| Written request |
Gather all lines in the entries below that include the word "color".

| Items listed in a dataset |
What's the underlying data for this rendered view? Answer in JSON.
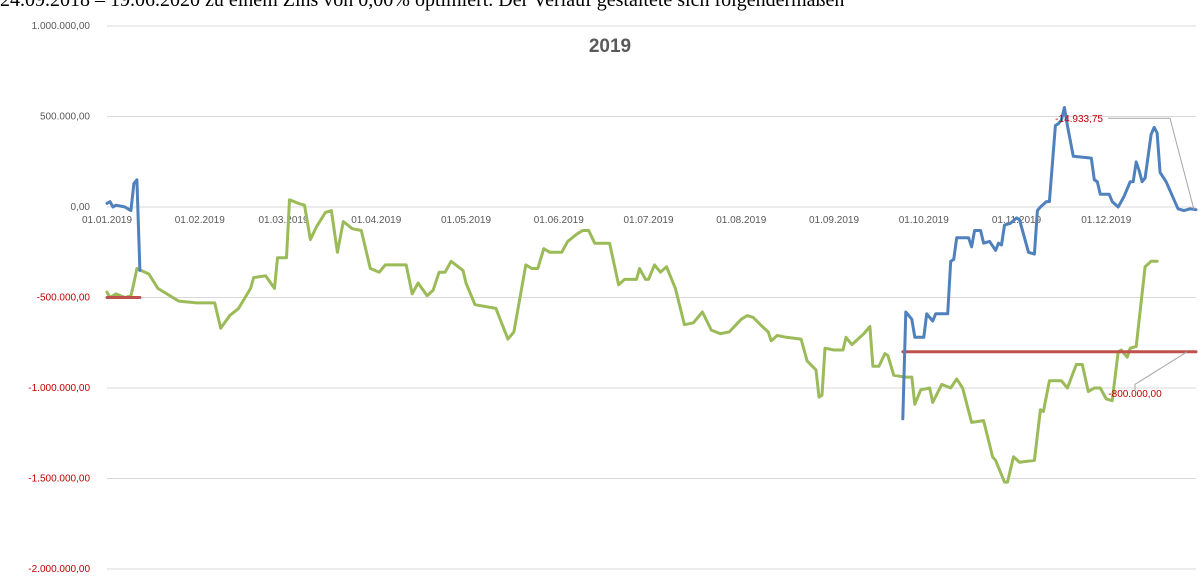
{
  "document": {
    "text_line": "24.09.2018 – 19.06.2020 zu einem Zins von 0,00% optimiert. Der Verlauf gestaltete sich folgendermaßen"
  },
  "chart_data": {
    "type": "line",
    "title": "2019",
    "xlabel": "",
    "ylabel": "",
    "ylim": [
      -2000000,
      1000000
    ],
    "xlim": [
      "2019-01-01",
      "2019-12-31"
    ],
    "yticks": [
      1000000,
      500000,
      0,
      -500000,
      -1000000,
      -1500000,
      -2000000
    ],
    "ytick_labels": [
      "1.000.000,00",
      "500.000,00",
      "0,00",
      "-500.000,00",
      "-1.000.000,00",
      "-1.500.000,00",
      "-2.000.000,00"
    ],
    "xticks": [
      "2019-01-01",
      "2019-02-01",
      "2019-03-01",
      "2019-04-01",
      "2019-05-01",
      "2019-06-01",
      "2019-07-01",
      "2019-08-01",
      "2019-09-01",
      "2019-10-01",
      "2019-11-01",
      "2019-12-01"
    ],
    "xtick_labels": [
      "01.01.2019",
      "01.02.2019",
      "01.03.2019",
      "01.04.2019",
      "01.05.2019",
      "01.06.2019",
      "01.07.2019",
      "01.08.2019",
      "01.09.2019",
      "01.10.2019",
      "01.11.2019",
      "01.12.2019"
    ],
    "grid": true,
    "legend": "none",
    "series": [
      {
        "color": "#4f81bd",
        "points": [
          [
            "2019-01-01",
            20000
          ],
          [
            "2019-01-02",
            30000
          ],
          [
            "2019-01-03",
            0
          ],
          [
            "2019-01-04",
            10000
          ],
          [
            "2019-01-07",
            0
          ],
          [
            "2019-01-09",
            -20000
          ],
          [
            "2019-01-10",
            130000
          ],
          [
            "2019-01-11",
            150000
          ],
          [
            "2019-01-12",
            -350000
          ]
        ],
        "points_2": [
          [
            "2019-09-24",
            -1170000
          ],
          [
            "2019-09-25",
            -580000
          ],
          [
            "2019-09-27",
            -620000
          ],
          [
            "2019-09-28",
            -720000
          ],
          [
            "2019-10-01",
            -720000
          ],
          [
            "2019-10-02",
            -590000
          ],
          [
            "2019-10-04",
            -630000
          ],
          [
            "2019-10-05",
            -590000
          ],
          [
            "2019-10-09",
            -590000
          ],
          [
            "2019-10-10",
            -300000
          ],
          [
            "2019-10-11",
            -290000
          ],
          [
            "2019-10-12",
            -170000
          ],
          [
            "2019-10-16",
            -170000
          ],
          [
            "2019-10-17",
            -220000
          ],
          [
            "2019-10-18",
            -130000
          ],
          [
            "2019-10-20",
            -130000
          ],
          [
            "2019-10-21",
            -200000
          ],
          [
            "2019-10-23",
            -190000
          ],
          [
            "2019-10-25",
            -240000
          ],
          [
            "2019-10-26",
            -200000
          ],
          [
            "2019-10-27",
            -210000
          ],
          [
            "2019-10-28",
            -100000
          ],
          [
            "2019-10-30",
            -90000
          ],
          [
            "2019-11-01",
            -60000
          ],
          [
            "2019-11-02",
            -70000
          ],
          [
            "2019-11-05",
            -250000
          ],
          [
            "2019-11-07",
            -260000
          ],
          [
            "2019-11-08",
            -20000
          ],
          [
            "2019-11-09",
            0
          ],
          [
            "2019-11-11",
            30000
          ],
          [
            "2019-11-12",
            30000
          ],
          [
            "2019-11-14",
            450000
          ],
          [
            "2019-11-15",
            460000
          ],
          [
            "2019-11-16",
            480000
          ],
          [
            "2019-11-17",
            550000
          ],
          [
            "2019-11-18",
            450000
          ],
          [
            "2019-11-20",
            280000
          ],
          [
            "2019-11-26",
            270000
          ],
          [
            "2019-11-27",
            150000
          ],
          [
            "2019-11-28",
            140000
          ],
          [
            "2019-11-29",
            70000
          ],
          [
            "2019-12-02",
            70000
          ],
          [
            "2019-12-03",
            30000
          ],
          [
            "2019-12-05",
            0
          ],
          [
            "2019-12-07",
            60000
          ],
          [
            "2019-12-09",
            140000
          ],
          [
            "2019-12-10",
            140000
          ],
          [
            "2019-12-11",
            250000
          ],
          [
            "2019-12-12",
            200000
          ],
          [
            "2019-12-13",
            140000
          ],
          [
            "2019-12-14",
            160000
          ],
          [
            "2019-12-16",
            400000
          ],
          [
            "2019-12-17",
            440000
          ],
          [
            "2019-12-18",
            410000
          ],
          [
            "2019-12-19",
            190000
          ],
          [
            "2019-12-21",
            140000
          ],
          [
            "2019-12-25",
            -10000
          ],
          [
            "2019-12-27",
            -20000
          ],
          [
            "2019-12-29",
            -10000
          ],
          [
            "2019-12-31",
            -14933.75
          ]
        ]
      },
      {
        "color": "#9bbb59",
        "points": [
          [
            "2019-01-01",
            -470000
          ],
          [
            "2019-01-02",
            -500000
          ],
          [
            "2019-01-04",
            -480000
          ],
          [
            "2019-01-07",
            -500000
          ],
          [
            "2019-01-09",
            -490000
          ],
          [
            "2019-01-10",
            -420000
          ],
          [
            "2019-01-11",
            -340000
          ],
          [
            "2019-01-15",
            -370000
          ],
          [
            "2019-01-18",
            -450000
          ],
          [
            "2019-01-21",
            -480000
          ],
          [
            "2019-01-25",
            -520000
          ],
          [
            "2019-01-31",
            -530000
          ],
          [
            "2019-02-06",
            -530000
          ],
          [
            "2019-02-08",
            -670000
          ],
          [
            "2019-02-11",
            -600000
          ],
          [
            "2019-02-14",
            -560000
          ],
          [
            "2019-02-18",
            -450000
          ],
          [
            "2019-02-19",
            -390000
          ],
          [
            "2019-02-23",
            -380000
          ],
          [
            "2019-02-26",
            -450000
          ],
          [
            "2019-02-27",
            -280000
          ],
          [
            "2019-03-02",
            -280000
          ],
          [
            "2019-03-03",
            40000
          ],
          [
            "2019-03-06",
            20000
          ],
          [
            "2019-03-08",
            10000
          ],
          [
            "2019-03-10",
            -180000
          ],
          [
            "2019-03-12",
            -110000
          ],
          [
            "2019-03-15",
            -30000
          ],
          [
            "2019-03-17",
            -20000
          ],
          [
            "2019-03-19",
            -250000
          ],
          [
            "2019-03-21",
            -80000
          ],
          [
            "2019-03-24",
            -120000
          ],
          [
            "2019-03-27",
            -130000
          ],
          [
            "2019-03-30",
            -340000
          ],
          [
            "2019-04-02",
            -360000
          ],
          [
            "2019-04-04",
            -320000
          ],
          [
            "2019-04-07",
            -320000
          ],
          [
            "2019-04-11",
            -320000
          ],
          [
            "2019-04-13",
            -480000
          ],
          [
            "2019-04-15",
            -420000
          ],
          [
            "2019-04-18",
            -490000
          ],
          [
            "2019-04-20",
            -460000
          ],
          [
            "2019-04-22",
            -360000
          ],
          [
            "2019-04-24",
            -360000
          ],
          [
            "2019-04-26",
            -300000
          ],
          [
            "2019-04-30",
            -350000
          ],
          [
            "2019-05-01",
            -420000
          ],
          [
            "2019-05-04",
            -540000
          ],
          [
            "2019-05-11",
            -560000
          ],
          [
            "2019-05-15",
            -730000
          ],
          [
            "2019-05-17",
            -690000
          ],
          [
            "2019-05-21",
            -320000
          ],
          [
            "2019-05-23",
            -340000
          ],
          [
            "2019-05-25",
            -340000
          ],
          [
            "2019-05-27",
            -230000
          ],
          [
            "2019-05-29",
            -250000
          ],
          [
            "2019-06-02",
            -250000
          ],
          [
            "2019-06-04",
            -190000
          ],
          [
            "2019-06-07",
            -150000
          ],
          [
            "2019-06-09",
            -130000
          ],
          [
            "2019-06-11",
            -130000
          ],
          [
            "2019-06-13",
            -200000
          ],
          [
            "2019-06-18",
            -200000
          ],
          [
            "2019-06-21",
            -430000
          ],
          [
            "2019-06-23",
            -400000
          ],
          [
            "2019-06-27",
            -400000
          ],
          [
            "2019-06-28",
            -340000
          ],
          [
            "2019-06-30",
            -400000
          ],
          [
            "2019-07-01",
            -400000
          ],
          [
            "2019-07-03",
            -320000
          ],
          [
            "2019-07-05",
            -360000
          ],
          [
            "2019-07-07",
            -330000
          ],
          [
            "2019-07-10",
            -450000
          ],
          [
            "2019-07-13",
            -650000
          ],
          [
            "2019-07-16",
            -640000
          ],
          [
            "2019-07-19",
            -580000
          ],
          [
            "2019-07-22",
            -680000
          ],
          [
            "2019-07-25",
            -700000
          ],
          [
            "2019-07-28",
            -690000
          ],
          [
            "2019-08-01",
            -620000
          ],
          [
            "2019-08-03",
            -600000
          ],
          [
            "2019-08-05",
            -610000
          ],
          [
            "2019-08-08",
            -660000
          ],
          [
            "2019-08-10",
            -690000
          ],
          [
            "2019-08-11",
            -740000
          ],
          [
            "2019-08-13",
            -710000
          ],
          [
            "2019-08-16",
            -720000
          ],
          [
            "2019-08-21",
            -730000
          ],
          [
            "2019-08-23",
            -850000
          ],
          [
            "2019-08-26",
            -900000
          ],
          [
            "2019-08-27",
            -1050000
          ],
          [
            "2019-08-28",
            -1040000
          ],
          [
            "2019-08-29",
            -780000
          ],
          [
            "2019-09-01",
            -790000
          ],
          [
            "2019-09-04",
            -790000
          ],
          [
            "2019-09-05",
            -720000
          ],
          [
            "2019-09-07",
            -760000
          ],
          [
            "2019-09-11",
            -700000
          ],
          [
            "2019-09-13",
            -660000
          ],
          [
            "2019-09-14",
            -880000
          ],
          [
            "2019-09-16",
            -880000
          ],
          [
            "2019-09-18",
            -810000
          ],
          [
            "2019-09-19",
            -820000
          ],
          [
            "2019-09-21",
            -930000
          ],
          [
            "2019-09-25",
            -940000
          ],
          [
            "2019-09-27",
            -940000
          ],
          [
            "2019-09-28",
            -1090000
          ],
          [
            "2019-09-30",
            -1010000
          ],
          [
            "2019-10-03",
            -1000000
          ],
          [
            "2019-10-04",
            -1080000
          ],
          [
            "2019-10-07",
            -980000
          ],
          [
            "2019-10-10",
            -1000000
          ],
          [
            "2019-10-12",
            -950000
          ],
          [
            "2019-10-14",
            -1000000
          ],
          [
            "2019-10-17",
            -1190000
          ],
          [
            "2019-10-21",
            -1180000
          ],
          [
            "2019-10-24",
            -1380000
          ],
          [
            "2019-10-25",
            -1400000
          ],
          [
            "2019-10-28",
            -1520000
          ],
          [
            "2019-10-29",
            -1520000
          ],
          [
            "2019-10-31",
            -1380000
          ],
          [
            "2019-11-02",
            -1410000
          ],
          [
            "2019-11-07",
            -1400000
          ],
          [
            "2019-11-09",
            -1120000
          ],
          [
            "2019-11-10",
            -1130000
          ],
          [
            "2019-11-12",
            -960000
          ],
          [
            "2019-11-16",
            -960000
          ],
          [
            "2019-11-18",
            -1000000
          ],
          [
            "2019-11-21",
            -870000
          ],
          [
            "2019-11-23",
            -870000
          ],
          [
            "2019-11-25",
            -1020000
          ],
          [
            "2019-11-27",
            -1000000
          ],
          [
            "2019-11-29",
            -1000000
          ],
          [
            "2019-12-01",
            -1060000
          ],
          [
            "2019-12-03",
            -1070000
          ],
          [
            "2019-12-05",
            -800000
          ],
          [
            "2019-12-06",
            -790000
          ],
          [
            "2019-12-08",
            -830000
          ],
          [
            "2019-12-09",
            -780000
          ],
          [
            "2019-12-11",
            -770000
          ],
          [
            "2019-12-14",
            -330000
          ],
          [
            "2019-12-16",
            -300000
          ],
          [
            "2019-12-18",
            -300000
          ]
        ]
      },
      {
        "color": "#c0504d",
        "segments": [
          [
            [
              "2019-01-01",
              -500000
            ],
            [
              "2019-01-12",
              -500000
            ]
          ],
          [
            [
              "2019-09-24",
              -800000
            ],
            [
              "2019-12-31",
              -800000
            ]
          ]
        ]
      }
    ],
    "annotations": [
      {
        "text": "-14.933,75",
        "date": "2019-12-31",
        "value": -14933.75
      },
      {
        "text": "-800.000,00",
        "date": "2019-12-28",
        "value": -800000
      }
    ]
  }
}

| Full response |
        "color": "#4f81bd",
        "color": "#9bbb59",
        "color": "#c0504d",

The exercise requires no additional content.